Show, in full, each line of the data that contains "screenshot".

───

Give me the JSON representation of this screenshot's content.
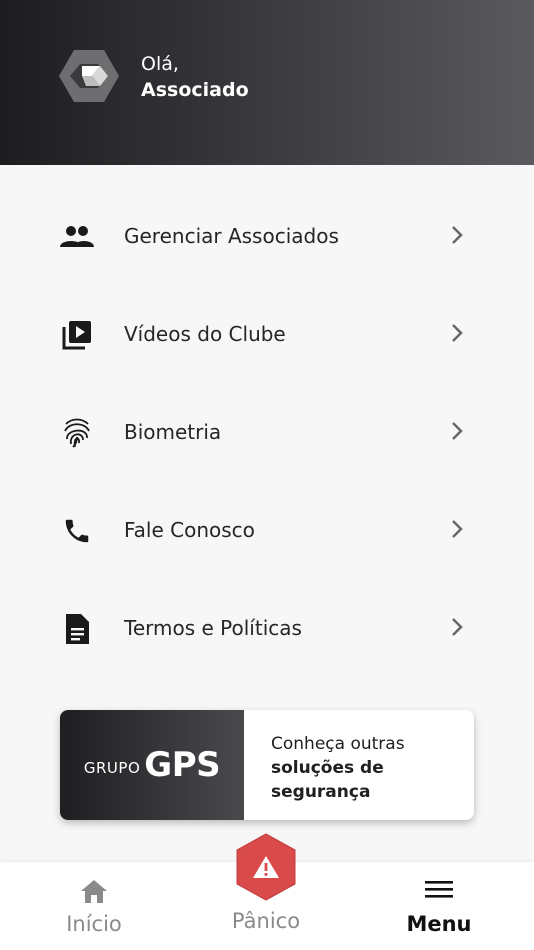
{
  "header": {
    "greeting": "Olá,",
    "user_name": "Associado"
  },
  "menu": {
    "items": [
      {
        "label": "Gerenciar Associados",
        "icon": "people-icon"
      },
      {
        "label": "Vídeos do Clube",
        "icon": "video-library-icon"
      },
      {
        "label": "Biometria",
        "icon": "fingerprint-icon"
      },
      {
        "label": "Fale Conosco",
        "icon": "phone-icon"
      },
      {
        "label": "Termos e Políticas",
        "icon": "document-icon"
      }
    ]
  },
  "banner": {
    "brand_prefix": "GRUPO",
    "brand_name": "GPS",
    "line1": "Conheça outras",
    "line2": "soluções de",
    "line3": "segurança"
  },
  "tabbar": {
    "inicio_label": "Início",
    "panico_label": "Pânico",
    "menu_label": "Menu",
    "active": "Menu"
  },
  "colors": {
    "panic_red": "#d94b4b",
    "header_dark": "#1d1d20",
    "text_dark": "#262626",
    "inactive_gray": "#8a8a8a"
  }
}
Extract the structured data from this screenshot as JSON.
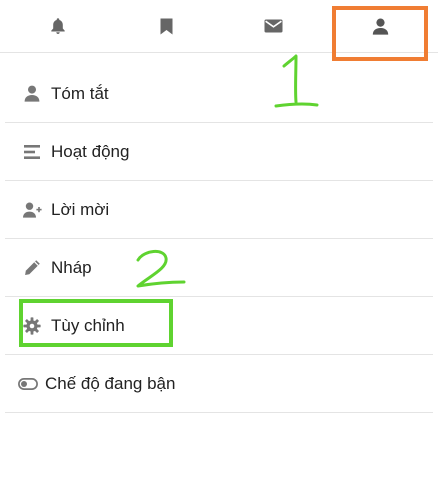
{
  "tabs": [
    {
      "icon": "bell-icon",
      "name": "tab-notifications",
      "active": false
    },
    {
      "icon": "bookmark-icon",
      "name": "tab-bookmarks",
      "active": false
    },
    {
      "icon": "envelope-icon",
      "name": "tab-messages",
      "active": false
    },
    {
      "icon": "user-icon",
      "name": "tab-profile",
      "active": true
    }
  ],
  "menu": {
    "items": [
      {
        "label": "Tóm tắt",
        "icon": "user-icon"
      },
      {
        "label": "Hoạt động",
        "icon": "activity-stream-icon"
      },
      {
        "label": "Lời mời",
        "icon": "user-plus-icon"
      },
      {
        "label": "Nháp",
        "icon": "pencil-icon"
      },
      {
        "label": "Tùy chỉnh",
        "icon": "gear-icon"
      },
      {
        "label": "Chế độ đang bận",
        "icon": "toggle-off-icon"
      }
    ]
  },
  "annotations": {
    "step1_number": "1",
    "step2_number": "2",
    "box1_color": "#f07d33",
    "box2_color": "#5fd330"
  },
  "colors": {
    "icon": "#666666",
    "divider": "#e4e4e4"
  }
}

───

# Full output:
Give me the JSON representation of this screenshot's content.
Extract the structured data from this screenshot as JSON.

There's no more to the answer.